* _EXERCISE DIRECTIONS_:
Give only the number of lines in the listing below where the string "Nedám" occurs.

* _ENTRIES PROVIDED_:
-- start --

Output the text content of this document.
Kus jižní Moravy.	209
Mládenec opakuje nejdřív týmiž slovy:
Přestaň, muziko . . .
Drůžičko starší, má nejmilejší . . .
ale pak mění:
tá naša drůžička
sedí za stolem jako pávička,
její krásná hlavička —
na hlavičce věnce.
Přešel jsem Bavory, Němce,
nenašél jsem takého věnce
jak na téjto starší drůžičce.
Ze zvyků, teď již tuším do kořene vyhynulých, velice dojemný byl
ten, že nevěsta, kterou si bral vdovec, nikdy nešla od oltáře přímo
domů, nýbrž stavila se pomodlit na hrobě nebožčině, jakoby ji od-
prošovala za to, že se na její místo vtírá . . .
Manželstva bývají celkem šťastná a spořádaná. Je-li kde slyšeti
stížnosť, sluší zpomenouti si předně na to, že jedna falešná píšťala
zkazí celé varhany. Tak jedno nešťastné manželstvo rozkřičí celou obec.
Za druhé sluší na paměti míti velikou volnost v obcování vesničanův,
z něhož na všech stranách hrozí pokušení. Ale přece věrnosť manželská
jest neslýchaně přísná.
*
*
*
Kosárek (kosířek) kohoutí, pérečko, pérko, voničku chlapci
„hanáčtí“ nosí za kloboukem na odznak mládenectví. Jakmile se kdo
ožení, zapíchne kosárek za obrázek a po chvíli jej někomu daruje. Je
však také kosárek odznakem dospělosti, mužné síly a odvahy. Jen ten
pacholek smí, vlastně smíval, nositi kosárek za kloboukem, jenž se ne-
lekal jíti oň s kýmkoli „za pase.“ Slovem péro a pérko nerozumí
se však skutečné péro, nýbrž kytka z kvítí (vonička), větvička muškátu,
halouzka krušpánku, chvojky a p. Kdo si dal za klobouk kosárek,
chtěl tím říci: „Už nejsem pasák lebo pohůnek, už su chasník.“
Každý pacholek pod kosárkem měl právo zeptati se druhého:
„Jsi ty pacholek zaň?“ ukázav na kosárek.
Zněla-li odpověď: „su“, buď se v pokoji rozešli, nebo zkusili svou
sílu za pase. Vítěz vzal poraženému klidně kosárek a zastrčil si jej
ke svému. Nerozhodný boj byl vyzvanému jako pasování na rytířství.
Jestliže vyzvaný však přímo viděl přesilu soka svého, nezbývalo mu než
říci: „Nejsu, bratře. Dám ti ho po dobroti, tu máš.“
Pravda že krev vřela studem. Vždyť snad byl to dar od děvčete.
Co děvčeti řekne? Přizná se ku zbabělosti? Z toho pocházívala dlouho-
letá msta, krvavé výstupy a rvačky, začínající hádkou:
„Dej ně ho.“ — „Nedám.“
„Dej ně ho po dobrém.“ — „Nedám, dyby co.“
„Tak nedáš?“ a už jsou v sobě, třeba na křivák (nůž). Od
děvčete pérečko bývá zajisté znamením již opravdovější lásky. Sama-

-- end --

* _SOLUTION TO THIS EXERCISE_:
2